Material for this task —
>> Begin

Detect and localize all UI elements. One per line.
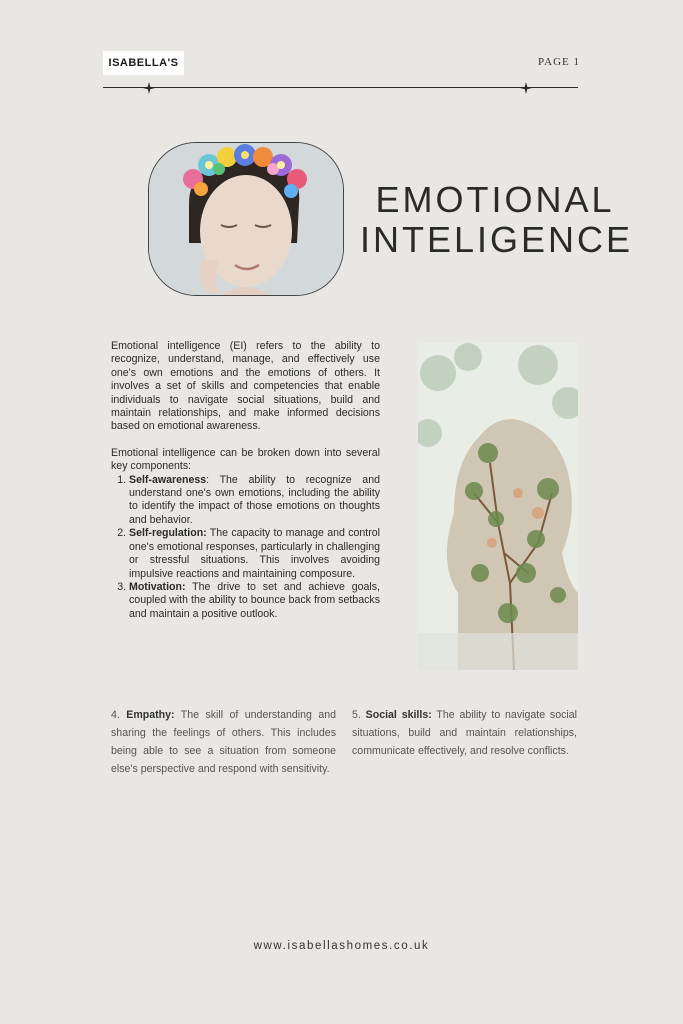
social-skills-paragraph [352,706,577,760]
header-divider [103,87,578,88]
flower-crown-portrait [148,142,344,296]
double-exposure-image [418,343,578,670]
components-intro: Emotional intelligence can be broken down into several key components: [111,446,380,473]
list-item [129,474,380,528]
list-item-text: The drive to set and achieve goals, coupled with the ability to bounce back from setbacks and maintain a positive outlook. [129,580,380,620]
empathy-paragraph [111,706,336,778]
item-text: The skill of understanding and sharing the feelings of others. This includes being able to see a situation from someone else's perspective and respond with sensitivity. [111,709,337,775]
main-text [111,340,380,621]
intro-paragraph: Emotional intelligence (EI) refers to the ability to recognize, understand, manage, and effectively use one's own emotions and the emotions of others. It involves a set of skills and competencies that enable individuals to navigate social situations, build and maintain relationships, and make informed decisions based on emotional awareness. [111,340,380,433]
item-term: Empathy: [126,709,175,721]
components-list [111,474,380,621]
page-title [360,179,634,260]
list-item-term: Self-regulation: [129,527,207,540]
list-item-text: The capacity to manage and control one's emotional responses, particularly in challenging or stressful situations. This involves avoiding impulsive reactions and maintaining composure. [129,527,380,580]
title-line: EMOTIONAL [375,179,615,220]
item-number: 4. [111,709,127,721]
list-item [129,527,380,581]
item-number: 5. [352,709,366,721]
diamond-star-icon [520,82,532,94]
diamond-star-icon [143,82,155,94]
website-url[interactable]: www.isabellashomes.co.uk [253,940,430,952]
list-item-term: Self-awareness [129,473,207,486]
title-line: INTELIGENCE [360,219,634,260]
item-text: The ability to navigate social situations, build and maintain relationships, communicate effectively, and resolve conflicts. [352,709,578,757]
list-item-term: Motivation: [129,580,186,593]
list-item-text: : The ability to recognize and understand one's own emotions, including the ability to identify the impact of those emotions on thoughts and behavior. [129,473,380,526]
list-item [129,581,380,621]
brand-logo: ISABELLA'S [103,51,184,75]
page-number: PAGE 1 [538,56,580,68]
item-term: Social skills: [365,709,432,721]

>> End

Problem to work on —
Reproduce the material above line for line with no changes, leaving out the picture.

Worked answer —
Detect and localize all UI elements. One per line.
social-skills-paragraph [352,706,577,760]
header-divider [103,87,578,88]
flower-crown-portrait [148,142,344,296]
double-exposure-image [418,343,578,670]
components-intro: Emotional intelligence can be broken down into several key components: [111,446,380,473]
list-item [129,474,380,528]
list-item-text: The drive to set and achieve goals, coupled with the ability to bounce back from setbacks and maintain a positive outlook. [129,580,380,620]
empathy-paragraph [111,706,336,778]
item-text: The skill of understanding and sharing the feelings of others. This includes being able to see a situation from someone else's perspective and respond with sensitivity. [111,709,337,775]
main-text [111,340,380,621]
intro-paragraph: Emotional intelligence (EI) refers to the ability to recognize, understand, manage, and effectively use one's own emotions and the emotions of others. It involves a set of skills and competencies that enable individuals to navigate social situations, build and maintain relationships, and make informed decisions based on emotional awareness. [111,340,380,433]
item-term: Empathy: [126,709,175,721]
components-list [111,474,380,621]
page-title [360,179,634,260]
list-item-term: Self-regulation: [129,527,207,540]
list-item-text: The capacity to manage and control one's emotional responses, particularly in challenging or stressful situations. This involves avoiding impulsive reactions and maintaining composure. [129,527,380,580]
title-line: EMOTIONAL [375,179,615,220]
item-number: 4. [111,709,127,721]
list-item [129,527,380,581]
item-number: 5. [352,709,366,721]
diamond-star-icon [520,82,532,94]
diamond-star-icon [143,82,155,94]
website-url[interactable]: www.isabellashomes.co.uk [253,940,430,952]
list-item-term: Self-awareness [129,473,207,486]
title-line: INTELIGENCE [360,219,634,260]
item-text: The ability to navigate social situations, build and maintain relationships, communicate effectively, and resolve conflicts. [352,709,578,757]
list-item-term: Motivation: [129,580,186,593]
list-item-text: : The ability to recognize and understand one's own emotions, including the ability to identify the impact of those emotions on thoughts and behavior. [129,473,380,526]
list-item [129,581,380,621]
brand-logo: ISABELLA'S [103,51,184,75]
page-number: PAGE 1 [538,56,580,68]
item-term: Social skills: [365,709,432,721]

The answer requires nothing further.